Saved entries

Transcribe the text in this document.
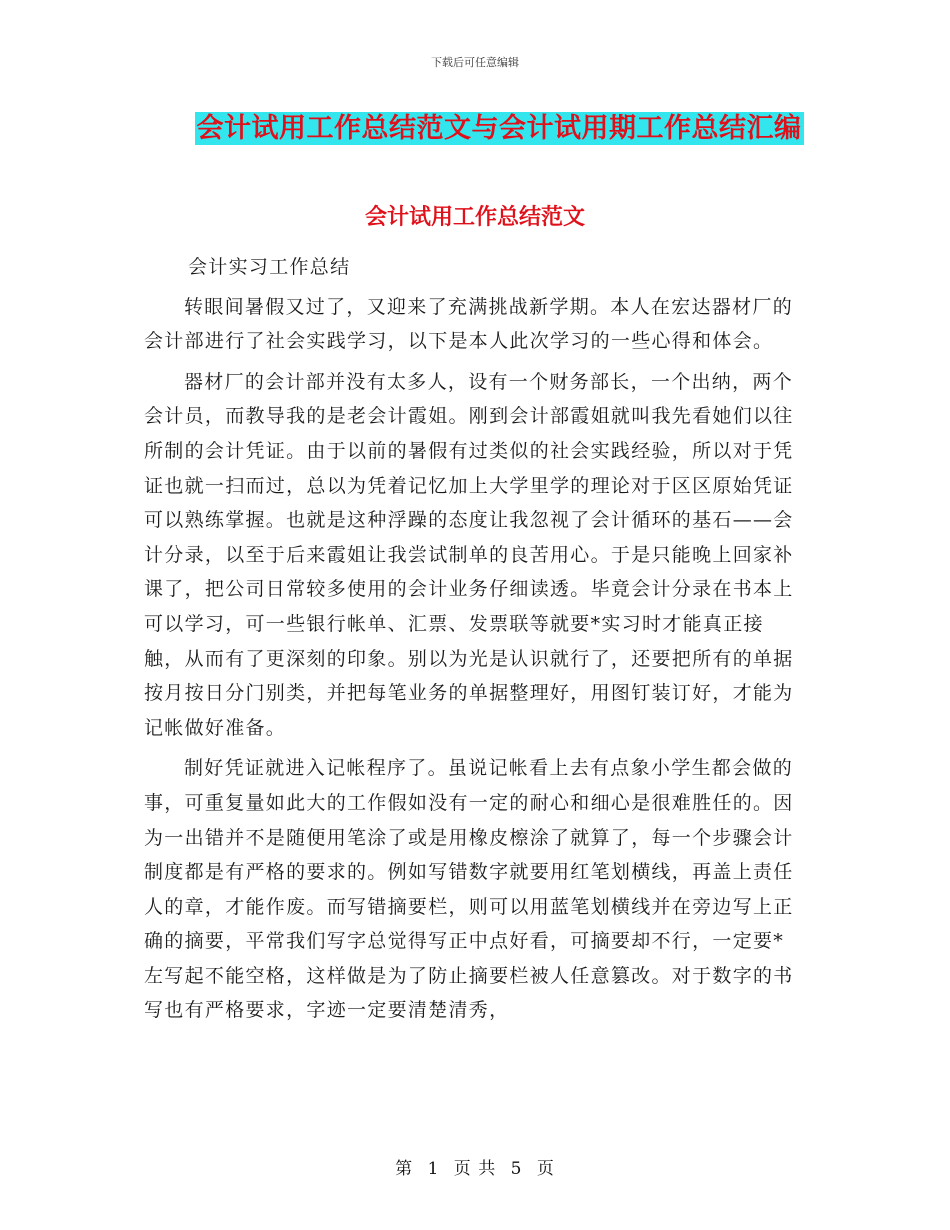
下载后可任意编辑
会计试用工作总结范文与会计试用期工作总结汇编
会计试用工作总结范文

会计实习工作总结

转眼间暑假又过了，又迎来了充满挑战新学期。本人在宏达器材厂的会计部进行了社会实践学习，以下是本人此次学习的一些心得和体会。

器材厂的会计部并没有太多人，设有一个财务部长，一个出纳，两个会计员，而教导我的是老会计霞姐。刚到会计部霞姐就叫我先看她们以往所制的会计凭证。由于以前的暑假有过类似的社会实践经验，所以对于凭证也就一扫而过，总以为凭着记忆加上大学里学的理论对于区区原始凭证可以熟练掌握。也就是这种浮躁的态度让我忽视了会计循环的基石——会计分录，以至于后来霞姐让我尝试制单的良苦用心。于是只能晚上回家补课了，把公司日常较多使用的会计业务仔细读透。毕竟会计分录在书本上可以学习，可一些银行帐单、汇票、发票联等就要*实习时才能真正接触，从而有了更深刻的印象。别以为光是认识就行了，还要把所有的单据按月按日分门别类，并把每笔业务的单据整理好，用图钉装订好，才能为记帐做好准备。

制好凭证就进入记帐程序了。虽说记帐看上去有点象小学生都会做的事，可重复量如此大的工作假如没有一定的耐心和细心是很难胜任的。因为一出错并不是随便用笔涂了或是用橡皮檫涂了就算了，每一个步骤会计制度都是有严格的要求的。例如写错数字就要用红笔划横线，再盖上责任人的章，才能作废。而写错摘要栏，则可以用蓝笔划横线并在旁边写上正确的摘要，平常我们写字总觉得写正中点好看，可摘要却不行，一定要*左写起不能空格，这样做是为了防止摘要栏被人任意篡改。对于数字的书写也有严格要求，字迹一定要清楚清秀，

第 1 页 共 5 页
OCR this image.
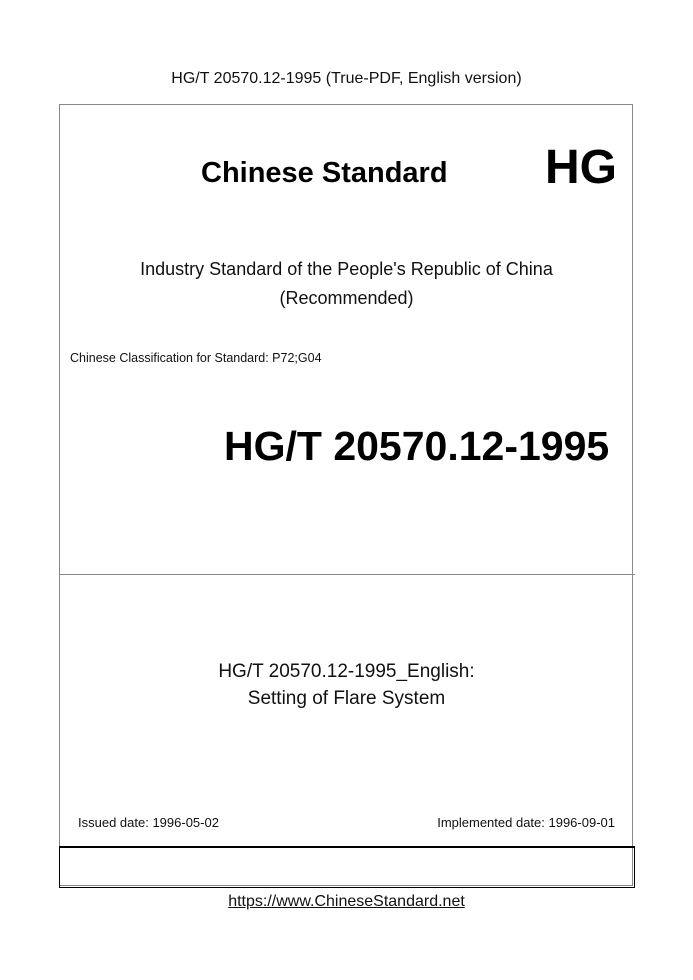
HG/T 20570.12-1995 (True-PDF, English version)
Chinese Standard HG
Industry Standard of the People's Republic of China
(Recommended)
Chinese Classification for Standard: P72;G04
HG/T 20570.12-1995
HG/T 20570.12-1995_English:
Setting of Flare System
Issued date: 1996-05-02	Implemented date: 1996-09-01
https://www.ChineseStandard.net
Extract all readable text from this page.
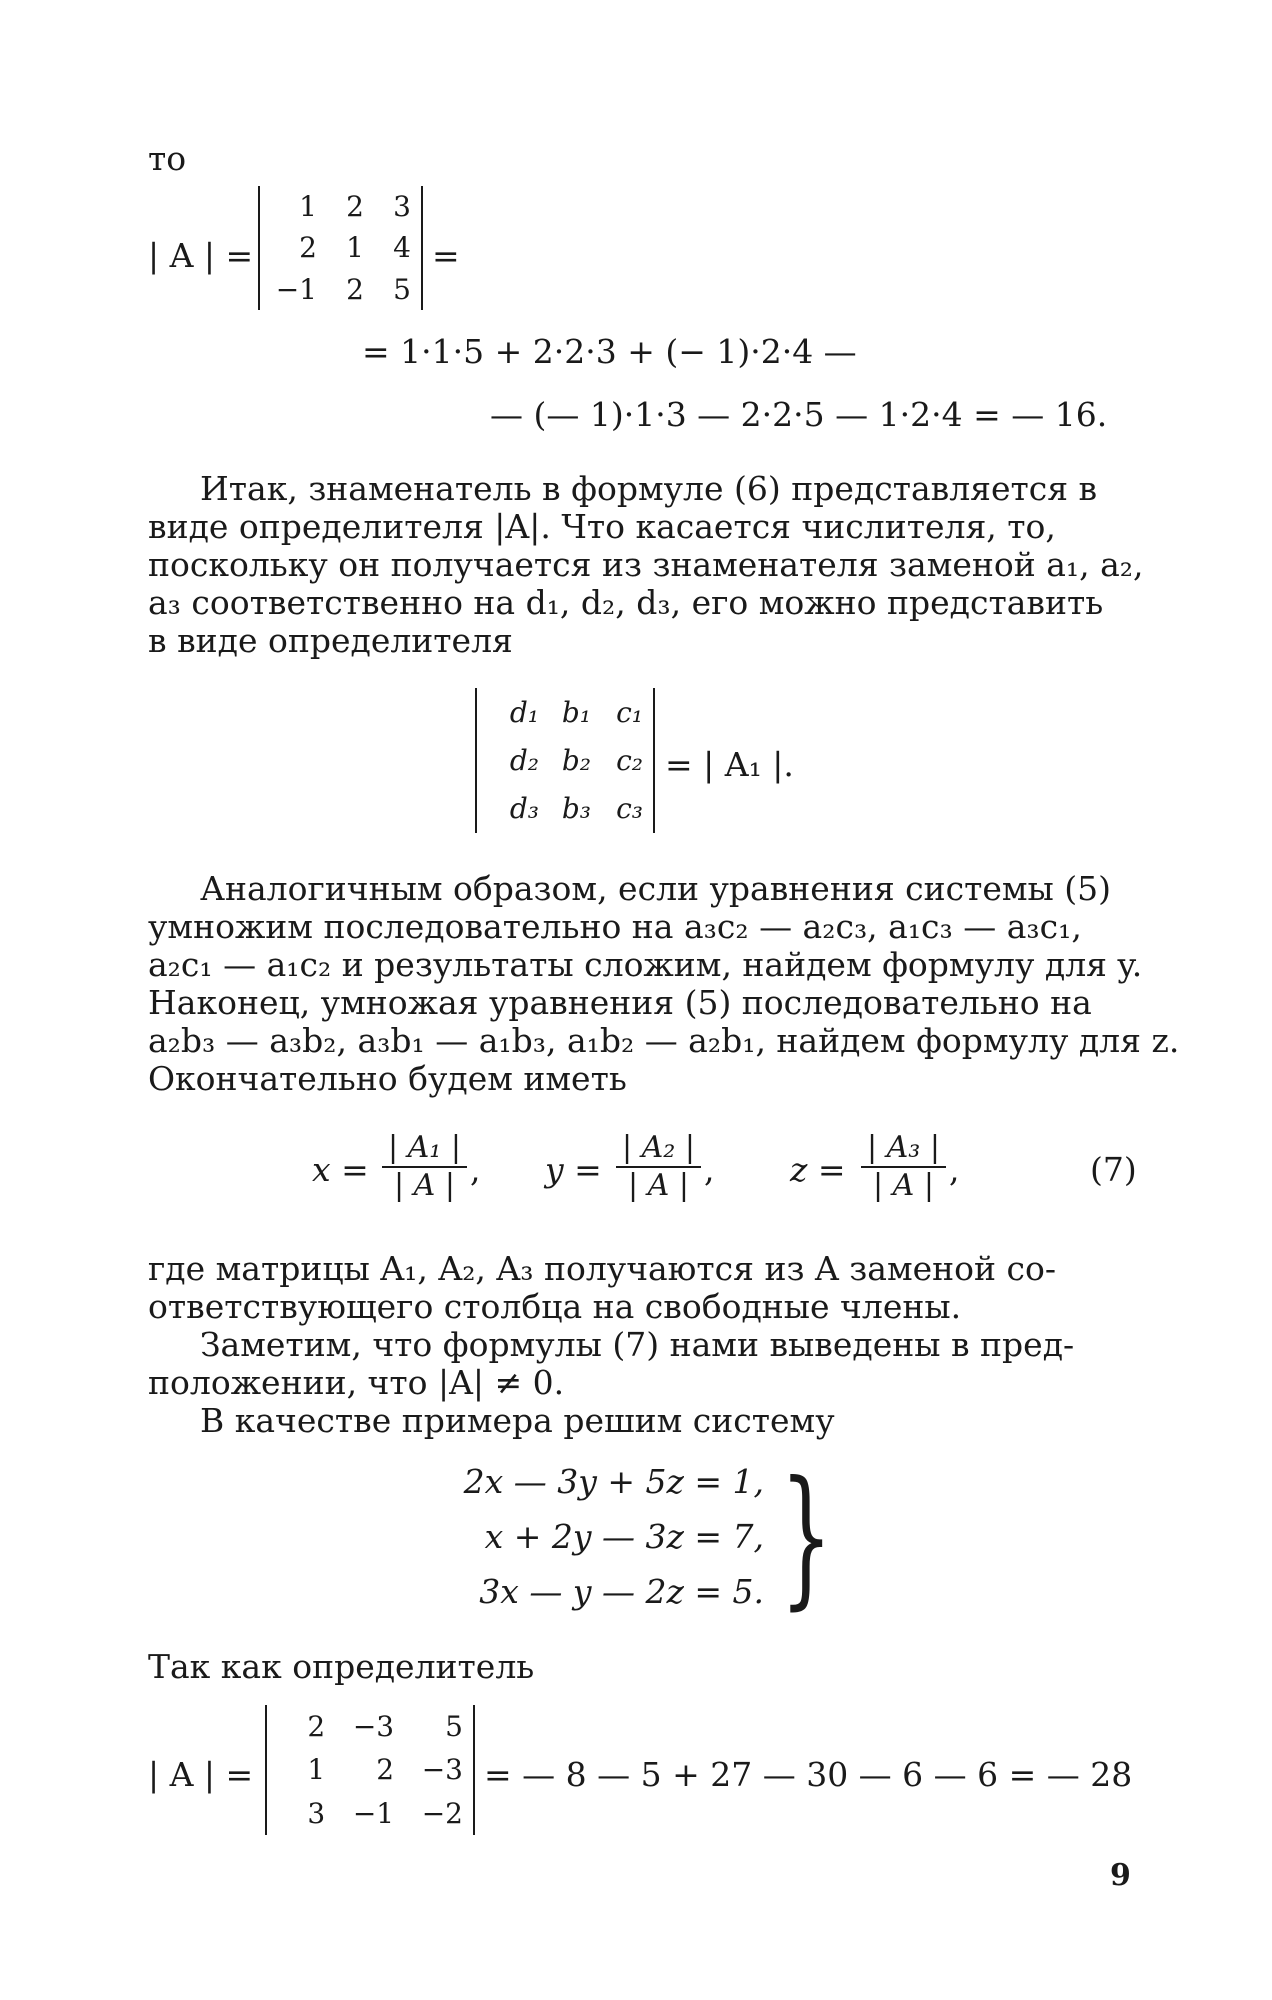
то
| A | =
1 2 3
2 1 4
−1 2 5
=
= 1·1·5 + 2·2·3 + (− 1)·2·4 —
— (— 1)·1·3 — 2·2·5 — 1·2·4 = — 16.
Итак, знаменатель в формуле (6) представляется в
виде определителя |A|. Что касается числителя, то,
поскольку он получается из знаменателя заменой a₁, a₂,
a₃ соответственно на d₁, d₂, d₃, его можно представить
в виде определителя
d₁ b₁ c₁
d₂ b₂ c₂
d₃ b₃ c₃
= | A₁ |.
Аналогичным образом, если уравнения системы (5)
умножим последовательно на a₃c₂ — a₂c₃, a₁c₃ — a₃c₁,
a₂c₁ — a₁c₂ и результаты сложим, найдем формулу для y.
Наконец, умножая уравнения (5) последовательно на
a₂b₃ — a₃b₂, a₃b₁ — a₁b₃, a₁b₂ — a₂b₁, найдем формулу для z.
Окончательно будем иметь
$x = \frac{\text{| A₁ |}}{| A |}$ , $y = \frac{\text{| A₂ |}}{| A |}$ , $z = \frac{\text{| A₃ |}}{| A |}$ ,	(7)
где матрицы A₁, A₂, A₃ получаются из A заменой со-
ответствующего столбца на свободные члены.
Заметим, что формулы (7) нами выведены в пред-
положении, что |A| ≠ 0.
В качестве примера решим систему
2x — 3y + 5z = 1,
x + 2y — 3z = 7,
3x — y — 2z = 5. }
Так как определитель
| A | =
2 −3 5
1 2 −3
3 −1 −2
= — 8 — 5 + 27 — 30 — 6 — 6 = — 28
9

==

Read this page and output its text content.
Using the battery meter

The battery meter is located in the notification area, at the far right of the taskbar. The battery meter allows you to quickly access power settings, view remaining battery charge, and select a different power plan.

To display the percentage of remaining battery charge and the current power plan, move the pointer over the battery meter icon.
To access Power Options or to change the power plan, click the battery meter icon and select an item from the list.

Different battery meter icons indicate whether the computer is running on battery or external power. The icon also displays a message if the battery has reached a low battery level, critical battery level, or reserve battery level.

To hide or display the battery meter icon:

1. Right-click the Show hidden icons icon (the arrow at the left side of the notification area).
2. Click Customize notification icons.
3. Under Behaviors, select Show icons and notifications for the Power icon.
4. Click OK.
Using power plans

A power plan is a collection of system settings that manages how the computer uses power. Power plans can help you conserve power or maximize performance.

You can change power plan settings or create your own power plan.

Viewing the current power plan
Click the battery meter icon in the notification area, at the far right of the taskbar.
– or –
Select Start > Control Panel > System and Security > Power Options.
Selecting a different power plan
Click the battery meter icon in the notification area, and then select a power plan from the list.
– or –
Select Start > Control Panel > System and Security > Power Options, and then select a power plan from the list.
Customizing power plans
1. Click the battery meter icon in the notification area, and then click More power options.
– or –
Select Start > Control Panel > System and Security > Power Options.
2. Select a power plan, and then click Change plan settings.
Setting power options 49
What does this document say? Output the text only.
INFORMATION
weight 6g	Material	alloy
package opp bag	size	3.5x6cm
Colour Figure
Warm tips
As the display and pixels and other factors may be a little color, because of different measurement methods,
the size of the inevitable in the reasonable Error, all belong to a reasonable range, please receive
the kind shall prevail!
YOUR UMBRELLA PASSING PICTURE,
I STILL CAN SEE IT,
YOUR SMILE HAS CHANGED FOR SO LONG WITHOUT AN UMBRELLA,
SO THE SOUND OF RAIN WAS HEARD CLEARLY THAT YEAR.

Task requirements | Select all lines with the word "Using" from the entries above.

Answer below |
Using the battery meter
Using power plans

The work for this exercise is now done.